* Dataset items *
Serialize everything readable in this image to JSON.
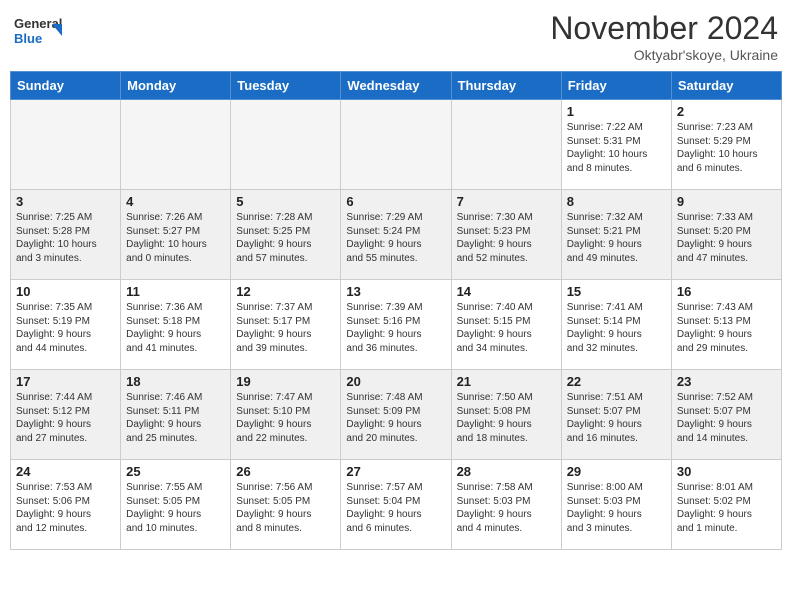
{
  "logo": {
    "line1": "General",
    "line2": "Blue"
  },
  "title": "November 2024",
  "subtitle": "Oktyabr'skoye, Ukraine",
  "weekdays": [
    "Sunday",
    "Monday",
    "Tuesday",
    "Wednesday",
    "Thursday",
    "Friday",
    "Saturday"
  ],
  "weeks": [
    [
      {
        "day": "",
        "info": ""
      },
      {
        "day": "",
        "info": ""
      },
      {
        "day": "",
        "info": ""
      },
      {
        "day": "",
        "info": ""
      },
      {
        "day": "",
        "info": ""
      },
      {
        "day": "1",
        "info": "Sunrise: 7:22 AM\nSunset: 5:31 PM\nDaylight: 10 hours\nand 8 minutes."
      },
      {
        "day": "2",
        "info": "Sunrise: 7:23 AM\nSunset: 5:29 PM\nDaylight: 10 hours\nand 6 minutes."
      }
    ],
    [
      {
        "day": "3",
        "info": "Sunrise: 7:25 AM\nSunset: 5:28 PM\nDaylight: 10 hours\nand 3 minutes."
      },
      {
        "day": "4",
        "info": "Sunrise: 7:26 AM\nSunset: 5:27 PM\nDaylight: 10 hours\nand 0 minutes."
      },
      {
        "day": "5",
        "info": "Sunrise: 7:28 AM\nSunset: 5:25 PM\nDaylight: 9 hours\nand 57 minutes."
      },
      {
        "day": "6",
        "info": "Sunrise: 7:29 AM\nSunset: 5:24 PM\nDaylight: 9 hours\nand 55 minutes."
      },
      {
        "day": "7",
        "info": "Sunrise: 7:30 AM\nSunset: 5:23 PM\nDaylight: 9 hours\nand 52 minutes."
      },
      {
        "day": "8",
        "info": "Sunrise: 7:32 AM\nSunset: 5:21 PM\nDaylight: 9 hours\nand 49 minutes."
      },
      {
        "day": "9",
        "info": "Sunrise: 7:33 AM\nSunset: 5:20 PM\nDaylight: 9 hours\nand 47 minutes."
      }
    ],
    [
      {
        "day": "10",
        "info": "Sunrise: 7:35 AM\nSunset: 5:19 PM\nDaylight: 9 hours\nand 44 minutes."
      },
      {
        "day": "11",
        "info": "Sunrise: 7:36 AM\nSunset: 5:18 PM\nDaylight: 9 hours\nand 41 minutes."
      },
      {
        "day": "12",
        "info": "Sunrise: 7:37 AM\nSunset: 5:17 PM\nDaylight: 9 hours\nand 39 minutes."
      },
      {
        "day": "13",
        "info": "Sunrise: 7:39 AM\nSunset: 5:16 PM\nDaylight: 9 hours\nand 36 minutes."
      },
      {
        "day": "14",
        "info": "Sunrise: 7:40 AM\nSunset: 5:15 PM\nDaylight: 9 hours\nand 34 minutes."
      },
      {
        "day": "15",
        "info": "Sunrise: 7:41 AM\nSunset: 5:14 PM\nDaylight: 9 hours\nand 32 minutes."
      },
      {
        "day": "16",
        "info": "Sunrise: 7:43 AM\nSunset: 5:13 PM\nDaylight: 9 hours\nand 29 minutes."
      }
    ],
    [
      {
        "day": "17",
        "info": "Sunrise: 7:44 AM\nSunset: 5:12 PM\nDaylight: 9 hours\nand 27 minutes."
      },
      {
        "day": "18",
        "info": "Sunrise: 7:46 AM\nSunset: 5:11 PM\nDaylight: 9 hours\nand 25 minutes."
      },
      {
        "day": "19",
        "info": "Sunrise: 7:47 AM\nSunset: 5:10 PM\nDaylight: 9 hours\nand 22 minutes."
      },
      {
        "day": "20",
        "info": "Sunrise: 7:48 AM\nSunset: 5:09 PM\nDaylight: 9 hours\nand 20 minutes."
      },
      {
        "day": "21",
        "info": "Sunrise: 7:50 AM\nSunset: 5:08 PM\nDaylight: 9 hours\nand 18 minutes."
      },
      {
        "day": "22",
        "info": "Sunrise: 7:51 AM\nSunset: 5:07 PM\nDaylight: 9 hours\nand 16 minutes."
      },
      {
        "day": "23",
        "info": "Sunrise: 7:52 AM\nSunset: 5:07 PM\nDaylight: 9 hours\nand 14 minutes."
      }
    ],
    [
      {
        "day": "24",
        "info": "Sunrise: 7:53 AM\nSunset: 5:06 PM\nDaylight: 9 hours\nand 12 minutes."
      },
      {
        "day": "25",
        "info": "Sunrise: 7:55 AM\nSunset: 5:05 PM\nDaylight: 9 hours\nand 10 minutes."
      },
      {
        "day": "26",
        "info": "Sunrise: 7:56 AM\nSunset: 5:05 PM\nDaylight: 9 hours\nand 8 minutes."
      },
      {
        "day": "27",
        "info": "Sunrise: 7:57 AM\nSunset: 5:04 PM\nDaylight: 9 hours\nand 6 minutes."
      },
      {
        "day": "28",
        "info": "Sunrise: 7:58 AM\nSunset: 5:03 PM\nDaylight: 9 hours\nand 4 minutes."
      },
      {
        "day": "29",
        "info": "Sunrise: 8:00 AM\nSunset: 5:03 PM\nDaylight: 9 hours\nand 3 minutes."
      },
      {
        "day": "30",
        "info": "Sunrise: 8:01 AM\nSunset: 5:02 PM\nDaylight: 9 hours\nand 1 minute."
      }
    ]
  ]
}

* Task *
Restate the whole listing above exactly, please, omitting every image.

* Finished exercise *
Serialize everything readable in this image to JSON.
{
  "logo": {
    "line1": "General",
    "line2": "Blue"
  },
  "title": "November 2024",
  "subtitle": "Oktyabr'skoye, Ukraine",
  "weekdays": [
    "Sunday",
    "Monday",
    "Tuesday",
    "Wednesday",
    "Thursday",
    "Friday",
    "Saturday"
  ],
  "weeks": [
    [
      {
        "day": "",
        "info": ""
      },
      {
        "day": "",
        "info": ""
      },
      {
        "day": "",
        "info": ""
      },
      {
        "day": "",
        "info": ""
      },
      {
        "day": "",
        "info": ""
      },
      {
        "day": "1",
        "info": "Sunrise: 7:22 AM\nSunset: 5:31 PM\nDaylight: 10 hours\nand 8 minutes."
      },
      {
        "day": "2",
        "info": "Sunrise: 7:23 AM\nSunset: 5:29 PM\nDaylight: 10 hours\nand 6 minutes."
      }
    ],
    [
      {
        "day": "3",
        "info": "Sunrise: 7:25 AM\nSunset: 5:28 PM\nDaylight: 10 hours\nand 3 minutes."
      },
      {
        "day": "4",
        "info": "Sunrise: 7:26 AM\nSunset: 5:27 PM\nDaylight: 10 hours\nand 0 minutes."
      },
      {
        "day": "5",
        "info": "Sunrise: 7:28 AM\nSunset: 5:25 PM\nDaylight: 9 hours\nand 57 minutes."
      },
      {
        "day": "6",
        "info": "Sunrise: 7:29 AM\nSunset: 5:24 PM\nDaylight: 9 hours\nand 55 minutes."
      },
      {
        "day": "7",
        "info": "Sunrise: 7:30 AM\nSunset: 5:23 PM\nDaylight: 9 hours\nand 52 minutes."
      },
      {
        "day": "8",
        "info": "Sunrise: 7:32 AM\nSunset: 5:21 PM\nDaylight: 9 hours\nand 49 minutes."
      },
      {
        "day": "9",
        "info": "Sunrise: 7:33 AM\nSunset: 5:20 PM\nDaylight: 9 hours\nand 47 minutes."
      }
    ],
    [
      {
        "day": "10",
        "info": "Sunrise: 7:35 AM\nSunset: 5:19 PM\nDaylight: 9 hours\nand 44 minutes."
      },
      {
        "day": "11",
        "info": "Sunrise: 7:36 AM\nSunset: 5:18 PM\nDaylight: 9 hours\nand 41 minutes."
      },
      {
        "day": "12",
        "info": "Sunrise: 7:37 AM\nSunset: 5:17 PM\nDaylight: 9 hours\nand 39 minutes."
      },
      {
        "day": "13",
        "info": "Sunrise: 7:39 AM\nSunset: 5:16 PM\nDaylight: 9 hours\nand 36 minutes."
      },
      {
        "day": "14",
        "info": "Sunrise: 7:40 AM\nSunset: 5:15 PM\nDaylight: 9 hours\nand 34 minutes."
      },
      {
        "day": "15",
        "info": "Sunrise: 7:41 AM\nSunset: 5:14 PM\nDaylight: 9 hours\nand 32 minutes."
      },
      {
        "day": "16",
        "info": "Sunrise: 7:43 AM\nSunset: 5:13 PM\nDaylight: 9 hours\nand 29 minutes."
      }
    ],
    [
      {
        "day": "17",
        "info": "Sunrise: 7:44 AM\nSunset: 5:12 PM\nDaylight: 9 hours\nand 27 minutes."
      },
      {
        "day": "18",
        "info": "Sunrise: 7:46 AM\nSunset: 5:11 PM\nDaylight: 9 hours\nand 25 minutes."
      },
      {
        "day": "19",
        "info": "Sunrise: 7:47 AM\nSunset: 5:10 PM\nDaylight: 9 hours\nand 22 minutes."
      },
      {
        "day": "20",
        "info": "Sunrise: 7:48 AM\nSunset: 5:09 PM\nDaylight: 9 hours\nand 20 minutes."
      },
      {
        "day": "21",
        "info": "Sunrise: 7:50 AM\nSunset: 5:08 PM\nDaylight: 9 hours\nand 18 minutes."
      },
      {
        "day": "22",
        "info": "Sunrise: 7:51 AM\nSunset: 5:07 PM\nDaylight: 9 hours\nand 16 minutes."
      },
      {
        "day": "23",
        "info": "Sunrise: 7:52 AM\nSunset: 5:07 PM\nDaylight: 9 hours\nand 14 minutes."
      }
    ],
    [
      {
        "day": "24",
        "info": "Sunrise: 7:53 AM\nSunset: 5:06 PM\nDaylight: 9 hours\nand 12 minutes."
      },
      {
        "day": "25",
        "info": "Sunrise: 7:55 AM\nSunset: 5:05 PM\nDaylight: 9 hours\nand 10 minutes."
      },
      {
        "day": "26",
        "info": "Sunrise: 7:56 AM\nSunset: 5:05 PM\nDaylight: 9 hours\nand 8 minutes."
      },
      {
        "day": "27",
        "info": "Sunrise: 7:57 AM\nSunset: 5:04 PM\nDaylight: 9 hours\nand 6 minutes."
      },
      {
        "day": "28",
        "info": "Sunrise: 7:58 AM\nSunset: 5:03 PM\nDaylight: 9 hours\nand 4 minutes."
      },
      {
        "day": "29",
        "info": "Sunrise: 8:00 AM\nSunset: 5:03 PM\nDaylight: 9 hours\nand 3 minutes."
      },
      {
        "day": "30",
        "info": "Sunrise: 8:01 AM\nSunset: 5:02 PM\nDaylight: 9 hours\nand 1 minute."
      }
    ]
  ]
}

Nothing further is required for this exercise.